__Task requirements__:
Which lines hold the word "this"? Copy each of them.

** Start of Given information **

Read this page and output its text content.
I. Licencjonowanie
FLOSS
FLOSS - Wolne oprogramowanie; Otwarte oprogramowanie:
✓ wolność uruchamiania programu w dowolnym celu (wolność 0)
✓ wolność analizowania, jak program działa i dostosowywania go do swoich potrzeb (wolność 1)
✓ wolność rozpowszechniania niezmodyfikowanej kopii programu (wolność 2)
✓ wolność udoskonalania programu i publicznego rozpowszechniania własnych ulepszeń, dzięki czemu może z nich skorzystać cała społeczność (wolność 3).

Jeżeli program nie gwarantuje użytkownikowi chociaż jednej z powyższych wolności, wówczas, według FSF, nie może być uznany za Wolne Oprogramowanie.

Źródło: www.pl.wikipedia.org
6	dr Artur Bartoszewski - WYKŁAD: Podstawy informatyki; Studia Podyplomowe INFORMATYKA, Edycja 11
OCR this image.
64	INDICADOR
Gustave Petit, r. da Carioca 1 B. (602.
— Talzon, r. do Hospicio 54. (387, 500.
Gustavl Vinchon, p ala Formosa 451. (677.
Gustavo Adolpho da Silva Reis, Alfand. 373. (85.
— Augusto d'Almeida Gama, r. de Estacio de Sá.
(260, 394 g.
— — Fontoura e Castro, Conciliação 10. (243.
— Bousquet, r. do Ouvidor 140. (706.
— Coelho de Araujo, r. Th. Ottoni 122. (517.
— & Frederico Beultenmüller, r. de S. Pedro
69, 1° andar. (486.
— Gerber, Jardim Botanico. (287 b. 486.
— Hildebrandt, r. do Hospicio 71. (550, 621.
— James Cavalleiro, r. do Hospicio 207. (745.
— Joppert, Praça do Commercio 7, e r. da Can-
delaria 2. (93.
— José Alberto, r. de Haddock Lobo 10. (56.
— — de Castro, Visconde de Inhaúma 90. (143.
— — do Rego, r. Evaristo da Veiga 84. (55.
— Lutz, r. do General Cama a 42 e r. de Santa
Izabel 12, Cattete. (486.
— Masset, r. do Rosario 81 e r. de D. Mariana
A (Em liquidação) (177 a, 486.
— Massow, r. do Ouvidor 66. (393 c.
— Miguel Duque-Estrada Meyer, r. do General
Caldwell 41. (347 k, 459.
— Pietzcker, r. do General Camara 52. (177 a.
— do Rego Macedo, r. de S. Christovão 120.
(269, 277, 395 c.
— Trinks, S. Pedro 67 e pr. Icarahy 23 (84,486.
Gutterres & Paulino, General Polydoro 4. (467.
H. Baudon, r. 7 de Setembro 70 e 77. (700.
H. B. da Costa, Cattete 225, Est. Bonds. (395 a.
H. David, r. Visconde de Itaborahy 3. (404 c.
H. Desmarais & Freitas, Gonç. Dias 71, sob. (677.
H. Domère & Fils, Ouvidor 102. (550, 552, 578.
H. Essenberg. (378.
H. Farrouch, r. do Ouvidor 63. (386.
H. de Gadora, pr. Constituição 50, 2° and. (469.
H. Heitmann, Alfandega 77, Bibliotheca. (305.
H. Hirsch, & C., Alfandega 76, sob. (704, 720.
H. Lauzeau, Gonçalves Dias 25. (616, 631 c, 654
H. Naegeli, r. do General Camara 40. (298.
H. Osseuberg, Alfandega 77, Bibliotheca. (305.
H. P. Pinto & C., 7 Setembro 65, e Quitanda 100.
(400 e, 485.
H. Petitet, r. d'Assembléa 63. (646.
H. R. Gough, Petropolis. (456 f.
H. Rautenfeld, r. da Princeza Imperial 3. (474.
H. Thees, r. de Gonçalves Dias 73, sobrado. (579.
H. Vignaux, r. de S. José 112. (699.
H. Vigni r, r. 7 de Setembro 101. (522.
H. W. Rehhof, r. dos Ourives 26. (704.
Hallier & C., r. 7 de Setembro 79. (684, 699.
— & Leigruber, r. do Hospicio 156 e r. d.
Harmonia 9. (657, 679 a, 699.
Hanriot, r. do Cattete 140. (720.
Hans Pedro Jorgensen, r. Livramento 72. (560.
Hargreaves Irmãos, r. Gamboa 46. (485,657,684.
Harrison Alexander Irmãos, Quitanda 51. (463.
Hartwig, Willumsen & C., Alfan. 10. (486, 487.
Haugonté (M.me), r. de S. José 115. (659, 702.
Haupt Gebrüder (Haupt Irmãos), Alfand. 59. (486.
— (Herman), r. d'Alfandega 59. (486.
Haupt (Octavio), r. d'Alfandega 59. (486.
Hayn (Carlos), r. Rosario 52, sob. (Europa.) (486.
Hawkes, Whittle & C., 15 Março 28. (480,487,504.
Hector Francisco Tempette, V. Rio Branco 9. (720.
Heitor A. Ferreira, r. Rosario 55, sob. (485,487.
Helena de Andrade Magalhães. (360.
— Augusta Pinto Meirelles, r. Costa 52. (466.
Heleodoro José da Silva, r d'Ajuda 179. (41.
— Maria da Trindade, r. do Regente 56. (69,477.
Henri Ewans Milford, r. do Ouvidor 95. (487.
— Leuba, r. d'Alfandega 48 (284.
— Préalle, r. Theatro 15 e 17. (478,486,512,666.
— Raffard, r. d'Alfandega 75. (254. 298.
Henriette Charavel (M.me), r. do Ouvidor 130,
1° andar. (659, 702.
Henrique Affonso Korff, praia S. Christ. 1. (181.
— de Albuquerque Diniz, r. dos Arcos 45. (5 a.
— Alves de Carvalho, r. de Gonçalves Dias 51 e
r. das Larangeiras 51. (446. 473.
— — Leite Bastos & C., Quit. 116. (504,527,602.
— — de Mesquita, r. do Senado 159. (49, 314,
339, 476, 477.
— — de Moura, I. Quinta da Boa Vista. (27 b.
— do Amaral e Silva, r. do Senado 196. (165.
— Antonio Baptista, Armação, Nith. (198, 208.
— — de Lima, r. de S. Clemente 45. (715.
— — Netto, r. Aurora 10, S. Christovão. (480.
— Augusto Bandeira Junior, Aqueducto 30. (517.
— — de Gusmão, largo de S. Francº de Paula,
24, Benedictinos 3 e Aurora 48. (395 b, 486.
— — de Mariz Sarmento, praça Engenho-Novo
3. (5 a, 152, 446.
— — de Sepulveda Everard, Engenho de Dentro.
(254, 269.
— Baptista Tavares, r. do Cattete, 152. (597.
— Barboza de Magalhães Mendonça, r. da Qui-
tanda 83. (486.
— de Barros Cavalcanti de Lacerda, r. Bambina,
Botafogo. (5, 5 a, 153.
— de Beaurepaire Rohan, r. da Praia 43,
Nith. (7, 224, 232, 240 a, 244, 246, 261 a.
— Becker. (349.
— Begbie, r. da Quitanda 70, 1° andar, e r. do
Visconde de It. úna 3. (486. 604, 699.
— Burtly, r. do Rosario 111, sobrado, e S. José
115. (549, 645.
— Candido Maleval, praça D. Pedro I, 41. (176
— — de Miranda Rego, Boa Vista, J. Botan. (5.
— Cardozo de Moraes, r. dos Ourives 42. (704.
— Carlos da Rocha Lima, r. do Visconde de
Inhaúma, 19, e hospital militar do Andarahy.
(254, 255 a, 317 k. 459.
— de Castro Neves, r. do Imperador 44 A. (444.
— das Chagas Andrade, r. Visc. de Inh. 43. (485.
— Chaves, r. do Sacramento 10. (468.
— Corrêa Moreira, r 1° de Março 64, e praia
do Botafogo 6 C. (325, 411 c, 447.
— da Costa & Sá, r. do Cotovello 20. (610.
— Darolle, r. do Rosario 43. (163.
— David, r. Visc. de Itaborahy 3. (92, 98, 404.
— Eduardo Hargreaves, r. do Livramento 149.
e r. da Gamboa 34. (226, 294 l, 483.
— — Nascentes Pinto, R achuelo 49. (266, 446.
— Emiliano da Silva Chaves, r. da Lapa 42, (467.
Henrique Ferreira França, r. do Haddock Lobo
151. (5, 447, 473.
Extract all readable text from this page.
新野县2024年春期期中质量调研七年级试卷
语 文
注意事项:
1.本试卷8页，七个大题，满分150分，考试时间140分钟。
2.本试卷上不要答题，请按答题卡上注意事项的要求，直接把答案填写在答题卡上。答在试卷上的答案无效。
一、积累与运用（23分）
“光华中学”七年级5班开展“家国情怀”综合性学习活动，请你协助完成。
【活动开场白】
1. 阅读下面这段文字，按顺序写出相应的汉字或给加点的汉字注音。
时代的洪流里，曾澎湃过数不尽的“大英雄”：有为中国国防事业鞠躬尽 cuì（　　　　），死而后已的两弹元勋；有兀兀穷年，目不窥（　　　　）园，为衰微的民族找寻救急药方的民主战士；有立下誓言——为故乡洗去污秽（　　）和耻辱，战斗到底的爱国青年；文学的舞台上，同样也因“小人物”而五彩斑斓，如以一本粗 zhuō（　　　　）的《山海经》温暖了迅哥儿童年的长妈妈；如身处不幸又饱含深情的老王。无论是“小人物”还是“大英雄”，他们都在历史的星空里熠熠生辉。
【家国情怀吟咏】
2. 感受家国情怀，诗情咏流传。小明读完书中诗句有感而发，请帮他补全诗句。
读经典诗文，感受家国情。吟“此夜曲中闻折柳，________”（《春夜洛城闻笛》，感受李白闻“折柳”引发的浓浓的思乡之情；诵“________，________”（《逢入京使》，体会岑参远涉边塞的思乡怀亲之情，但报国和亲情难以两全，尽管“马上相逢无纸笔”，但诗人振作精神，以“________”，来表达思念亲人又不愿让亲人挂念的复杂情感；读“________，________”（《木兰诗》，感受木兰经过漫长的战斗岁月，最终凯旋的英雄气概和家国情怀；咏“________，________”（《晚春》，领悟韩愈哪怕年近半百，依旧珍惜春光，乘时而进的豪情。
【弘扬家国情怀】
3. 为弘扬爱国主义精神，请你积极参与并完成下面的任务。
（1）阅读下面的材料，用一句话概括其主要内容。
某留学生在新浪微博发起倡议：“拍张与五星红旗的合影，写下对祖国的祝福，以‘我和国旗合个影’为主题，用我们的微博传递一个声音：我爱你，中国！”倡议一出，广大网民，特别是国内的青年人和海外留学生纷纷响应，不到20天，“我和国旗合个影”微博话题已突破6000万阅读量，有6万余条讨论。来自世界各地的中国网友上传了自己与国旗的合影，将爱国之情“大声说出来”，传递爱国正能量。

** End of Given information **

__Completed task__:
Read this page and output its text content.
OCR this image.
Extract all readable text from this page.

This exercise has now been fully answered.